* [Exercise goal]:
Check each line of the listing for the string "this", count the lines that have it, and answer with that number only.
******************************
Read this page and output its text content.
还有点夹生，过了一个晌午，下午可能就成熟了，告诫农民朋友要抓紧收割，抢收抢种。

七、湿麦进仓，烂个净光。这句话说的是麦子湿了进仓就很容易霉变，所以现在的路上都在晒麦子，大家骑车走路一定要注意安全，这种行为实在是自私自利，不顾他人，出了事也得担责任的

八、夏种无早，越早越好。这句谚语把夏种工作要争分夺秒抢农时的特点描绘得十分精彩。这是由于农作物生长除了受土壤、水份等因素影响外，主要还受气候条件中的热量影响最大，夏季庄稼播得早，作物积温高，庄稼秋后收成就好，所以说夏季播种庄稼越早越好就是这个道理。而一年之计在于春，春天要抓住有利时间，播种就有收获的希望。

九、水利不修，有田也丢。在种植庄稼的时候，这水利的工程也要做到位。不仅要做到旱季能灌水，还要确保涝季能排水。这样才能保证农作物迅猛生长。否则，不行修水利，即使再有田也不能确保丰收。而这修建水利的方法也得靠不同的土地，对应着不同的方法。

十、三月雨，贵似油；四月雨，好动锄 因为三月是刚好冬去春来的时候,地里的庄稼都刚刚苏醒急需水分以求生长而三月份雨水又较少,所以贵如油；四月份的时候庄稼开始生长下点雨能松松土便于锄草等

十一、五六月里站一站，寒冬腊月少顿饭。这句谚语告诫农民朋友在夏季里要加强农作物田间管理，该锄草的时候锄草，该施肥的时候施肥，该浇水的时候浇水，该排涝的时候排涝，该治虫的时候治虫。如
******************************
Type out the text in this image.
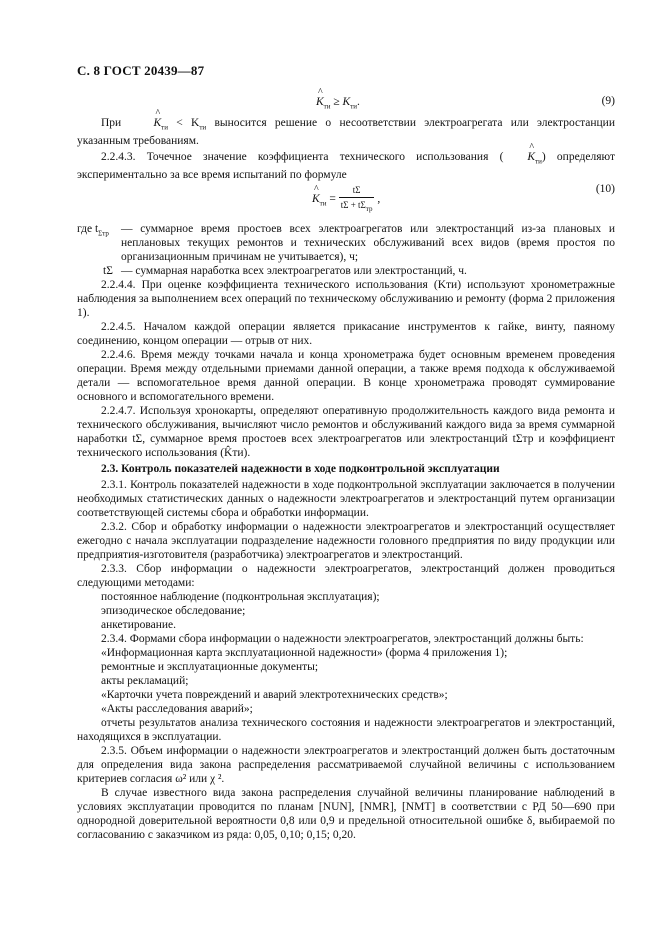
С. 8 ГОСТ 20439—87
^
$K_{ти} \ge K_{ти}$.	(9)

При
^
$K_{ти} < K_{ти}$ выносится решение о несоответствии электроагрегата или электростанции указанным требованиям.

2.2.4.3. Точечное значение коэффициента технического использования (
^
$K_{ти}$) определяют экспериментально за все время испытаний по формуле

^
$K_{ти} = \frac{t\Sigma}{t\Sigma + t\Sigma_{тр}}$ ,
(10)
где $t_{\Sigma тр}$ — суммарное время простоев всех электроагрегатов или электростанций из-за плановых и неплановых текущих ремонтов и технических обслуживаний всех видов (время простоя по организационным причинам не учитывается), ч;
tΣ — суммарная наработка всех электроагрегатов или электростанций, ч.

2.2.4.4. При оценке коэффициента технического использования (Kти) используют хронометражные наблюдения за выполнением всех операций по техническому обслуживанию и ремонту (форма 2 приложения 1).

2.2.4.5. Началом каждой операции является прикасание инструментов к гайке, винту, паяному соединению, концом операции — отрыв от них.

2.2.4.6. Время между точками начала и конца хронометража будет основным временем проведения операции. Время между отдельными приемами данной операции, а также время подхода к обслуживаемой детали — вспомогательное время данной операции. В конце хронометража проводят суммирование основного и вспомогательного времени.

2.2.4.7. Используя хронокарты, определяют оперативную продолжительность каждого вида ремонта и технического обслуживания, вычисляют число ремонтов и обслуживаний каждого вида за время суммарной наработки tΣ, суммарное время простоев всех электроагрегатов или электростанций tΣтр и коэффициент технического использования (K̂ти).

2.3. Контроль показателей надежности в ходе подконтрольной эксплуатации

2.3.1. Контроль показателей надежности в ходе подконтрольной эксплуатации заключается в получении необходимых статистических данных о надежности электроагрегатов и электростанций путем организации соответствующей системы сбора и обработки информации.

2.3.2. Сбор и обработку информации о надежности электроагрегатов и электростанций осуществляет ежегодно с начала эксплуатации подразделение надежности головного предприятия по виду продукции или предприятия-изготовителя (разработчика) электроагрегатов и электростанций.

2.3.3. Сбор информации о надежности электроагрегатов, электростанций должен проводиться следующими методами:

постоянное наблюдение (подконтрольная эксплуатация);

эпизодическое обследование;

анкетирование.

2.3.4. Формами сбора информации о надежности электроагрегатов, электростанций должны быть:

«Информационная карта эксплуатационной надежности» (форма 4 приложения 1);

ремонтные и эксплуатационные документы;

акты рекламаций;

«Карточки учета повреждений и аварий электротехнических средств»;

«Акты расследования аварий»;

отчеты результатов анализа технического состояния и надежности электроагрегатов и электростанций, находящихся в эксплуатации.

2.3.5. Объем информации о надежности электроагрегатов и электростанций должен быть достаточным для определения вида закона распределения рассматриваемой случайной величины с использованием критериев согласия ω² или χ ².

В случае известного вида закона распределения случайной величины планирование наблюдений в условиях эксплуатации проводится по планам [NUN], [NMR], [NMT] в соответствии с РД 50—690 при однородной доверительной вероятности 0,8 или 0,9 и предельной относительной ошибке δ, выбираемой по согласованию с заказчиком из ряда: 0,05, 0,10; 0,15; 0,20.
******************************
* [Solution]:
2